'''

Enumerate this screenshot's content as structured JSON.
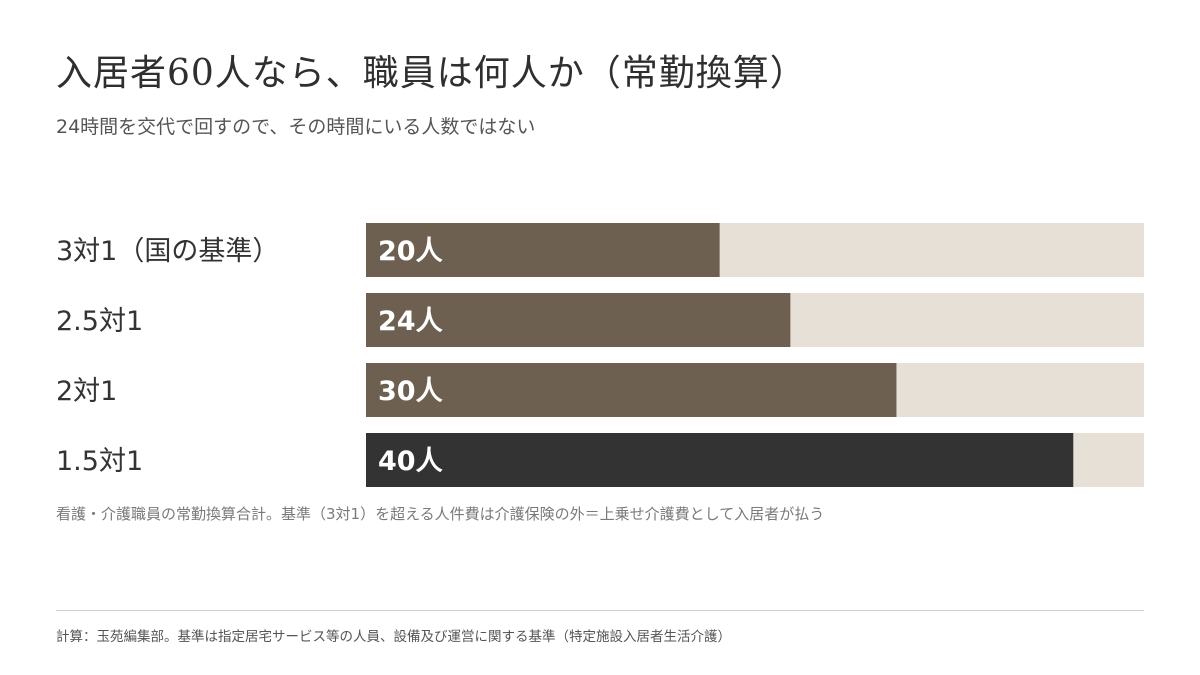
{
  "chart_data": {
    "type": "bar",
    "orientation": "horizontal",
    "title": "入居者60人なら、職員は何人か（常勤換算）",
    "subtitle": "24時間を交代で回すので、その時間にいる人数ではない",
    "categories": [
      "3対1（国の基準）",
      "2.5対1",
      "2対1",
      "1.5対1"
    ],
    "values": [
      20,
      24,
      30,
      40
    ],
    "value_labels": [
      "20人",
      "24人",
      "30人",
      "40人"
    ],
    "xlim": [
      0,
      44
    ],
    "grid": false,
    "legend": "none",
    "note": "看護・介護職員の常勤換算合計。基準（3対1）を超える人件費は介護保険の外＝上乗せ介護費として入居者が払う",
    "source": "計算：玉苑編集部。基準は指定居宅サービス等の人員、設備及び運営に関する基準（特定施設入居者生活介護）"
  },
  "colors": {
    "bar": "#6d6051",
    "bar_highlight": "#333333",
    "track": "#e6e0d6",
    "bar_label": "#ffffff",
    "category_label": "#333333"
  }
}
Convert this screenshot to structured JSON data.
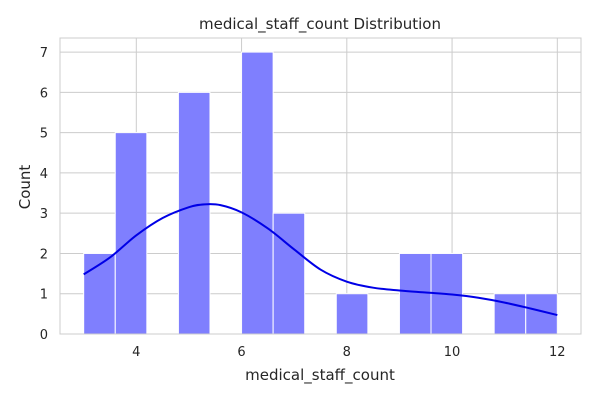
{
  "chart_data": {
    "type": "bar",
    "title": "medical_staff_count Distribution",
    "xlabel": "medical_staff_count",
    "ylabel": "Count",
    "xlim": [
      2.55,
      12.45
    ],
    "ylim": [
      0,
      7.35
    ],
    "xticks": [
      4,
      6,
      8,
      10,
      12
    ],
    "yticks": [
      0,
      1,
      2,
      3,
      4,
      5,
      6,
      7
    ],
    "grid": true,
    "bin_edges": [
      3.0,
      3.6,
      4.2,
      4.8,
      5.4,
      6.0,
      6.6,
      7.2,
      7.8,
      8.4,
      9.0,
      9.6,
      10.2,
      10.8,
      11.4,
      12.0
    ],
    "counts": [
      2,
      5,
      0,
      6,
      0,
      7,
      3,
      0,
      1,
      0,
      2,
      2,
      0,
      1,
      1
    ],
    "bar_color": "#7f7ffe",
    "kde": {
      "color": "#0000e6",
      "x": [
        3.0,
        3.5,
        4.0,
        4.5,
        5.0,
        5.3,
        5.6,
        6.0,
        6.5,
        7.0,
        7.5,
        8.0,
        8.5,
        9.0,
        9.5,
        10.0,
        10.5,
        11.0,
        11.5,
        12.0
      ],
      "y": [
        1.48,
        1.9,
        2.45,
        2.88,
        3.15,
        3.22,
        3.2,
        3.02,
        2.62,
        2.1,
        1.6,
        1.3,
        1.15,
        1.08,
        1.03,
        0.98,
        0.9,
        0.78,
        0.63,
        0.47
      ]
    }
  }
}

'''

→ **Task directions**
Pull out every line of the records above that contains the word "structured".

→ **Result for this task**
Enumerate this screenshot's content as structured JSON.
Convert this screenshot to structured JSON data.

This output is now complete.